_SHORT TASK_: Return every line of the data below that includes the string "text".

[Dataset rows]
[BEGIN]

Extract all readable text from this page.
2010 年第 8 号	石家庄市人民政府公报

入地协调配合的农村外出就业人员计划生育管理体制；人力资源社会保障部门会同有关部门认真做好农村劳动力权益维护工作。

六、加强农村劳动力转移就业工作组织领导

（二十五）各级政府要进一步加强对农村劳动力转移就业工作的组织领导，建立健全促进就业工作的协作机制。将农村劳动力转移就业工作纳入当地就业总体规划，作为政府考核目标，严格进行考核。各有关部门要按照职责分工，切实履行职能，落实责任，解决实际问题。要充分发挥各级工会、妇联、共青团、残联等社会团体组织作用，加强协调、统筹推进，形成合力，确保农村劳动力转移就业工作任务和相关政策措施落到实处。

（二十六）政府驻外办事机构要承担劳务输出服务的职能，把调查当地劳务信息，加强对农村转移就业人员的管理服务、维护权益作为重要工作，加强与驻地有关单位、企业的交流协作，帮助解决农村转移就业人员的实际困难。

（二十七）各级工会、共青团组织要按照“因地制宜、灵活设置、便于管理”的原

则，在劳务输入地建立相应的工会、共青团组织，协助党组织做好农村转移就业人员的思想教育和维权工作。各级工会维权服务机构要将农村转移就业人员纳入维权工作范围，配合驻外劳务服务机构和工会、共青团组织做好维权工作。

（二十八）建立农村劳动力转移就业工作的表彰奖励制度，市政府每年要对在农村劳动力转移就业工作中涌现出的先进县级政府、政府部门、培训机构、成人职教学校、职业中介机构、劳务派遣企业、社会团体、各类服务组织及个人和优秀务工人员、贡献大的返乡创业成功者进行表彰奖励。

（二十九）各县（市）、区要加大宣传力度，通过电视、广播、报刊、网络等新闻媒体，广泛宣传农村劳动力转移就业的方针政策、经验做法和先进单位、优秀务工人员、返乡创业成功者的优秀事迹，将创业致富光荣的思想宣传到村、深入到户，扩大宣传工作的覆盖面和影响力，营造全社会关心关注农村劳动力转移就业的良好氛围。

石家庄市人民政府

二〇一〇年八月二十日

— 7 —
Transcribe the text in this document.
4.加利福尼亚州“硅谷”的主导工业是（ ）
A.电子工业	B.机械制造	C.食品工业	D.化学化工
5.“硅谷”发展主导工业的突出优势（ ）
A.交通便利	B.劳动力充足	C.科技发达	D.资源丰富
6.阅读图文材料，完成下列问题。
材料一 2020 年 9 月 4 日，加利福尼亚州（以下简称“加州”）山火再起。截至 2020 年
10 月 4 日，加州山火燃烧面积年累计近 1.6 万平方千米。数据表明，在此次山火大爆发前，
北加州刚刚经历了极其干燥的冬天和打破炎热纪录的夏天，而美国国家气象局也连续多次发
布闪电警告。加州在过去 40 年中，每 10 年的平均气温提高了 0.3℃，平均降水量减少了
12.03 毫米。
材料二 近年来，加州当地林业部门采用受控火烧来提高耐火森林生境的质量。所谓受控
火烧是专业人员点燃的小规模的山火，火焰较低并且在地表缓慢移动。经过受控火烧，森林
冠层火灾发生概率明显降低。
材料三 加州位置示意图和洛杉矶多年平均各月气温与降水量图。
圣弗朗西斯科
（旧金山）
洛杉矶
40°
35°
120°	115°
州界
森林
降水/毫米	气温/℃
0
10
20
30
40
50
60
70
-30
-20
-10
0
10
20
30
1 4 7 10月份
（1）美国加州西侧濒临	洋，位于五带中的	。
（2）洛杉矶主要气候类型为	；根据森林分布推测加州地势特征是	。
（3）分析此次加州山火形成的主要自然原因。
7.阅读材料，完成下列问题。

[END]

_COMPLETED TASK_:
Extract all readable text from this page.
Transcribe the text in this document.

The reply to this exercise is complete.